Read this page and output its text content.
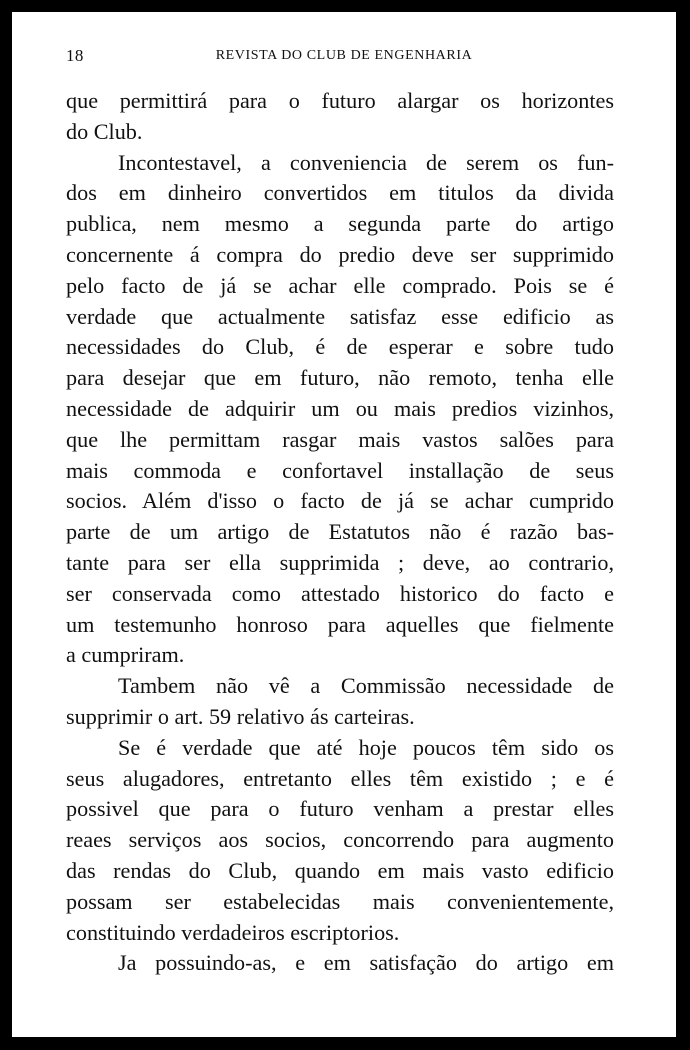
18	REVISTA DO CLUB DE ENGENHARIA

que permittirá para o futuro alargar os horizontes
do Club.

Incontestavel, a conveniencia de serem os fun-
dos em dinheiro convertidos em titulos da divida
publica, nem mesmo a segunda parte do artigo
concernente á compra do predio deve ser supprimido
pelo facto de já se achar elle comprado. Pois se é
verdade que actualmente satisfaz esse edificio as
necessidades do Club, é de esperar e sobre tudo
para desejar que em futuro, não remoto, tenha elle
necessidade de adquirir um ou mais predios vizinhos,
que lhe permittam rasgar mais vastos salões para
mais commoda e confortavel installação de seus
socios. Além d'isso o facto de já se achar cumprido
parte de um artigo de Estatutos não é razão bas-
tante para ser ella supprimida ; deve, ao contrario,
ser conservada como attestado historico do facto e
um testemunho honroso para aquelles que fielmente
a cumpriram.

Tambem não vê a Commissão necessidade de
supprimir o art. 59 relativo ás carteiras.

Se é verdade que até hoje poucos têm sido os
seus alugadores, entretanto elles têm existido ; e é
possivel que para o futuro venham a prestar elles
reaes serviços aos socios, concorrendo para augmento
das rendas do Club, quando em mais vasto edificio
possam ser estabelecidas mais convenientemente,
constituindo verdadeiros escriptorios.

Ja possuindo-as, e em satisfação do artigo em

___

Among the entries above, how many lines hold the string "mais"? Give the number by itself.

5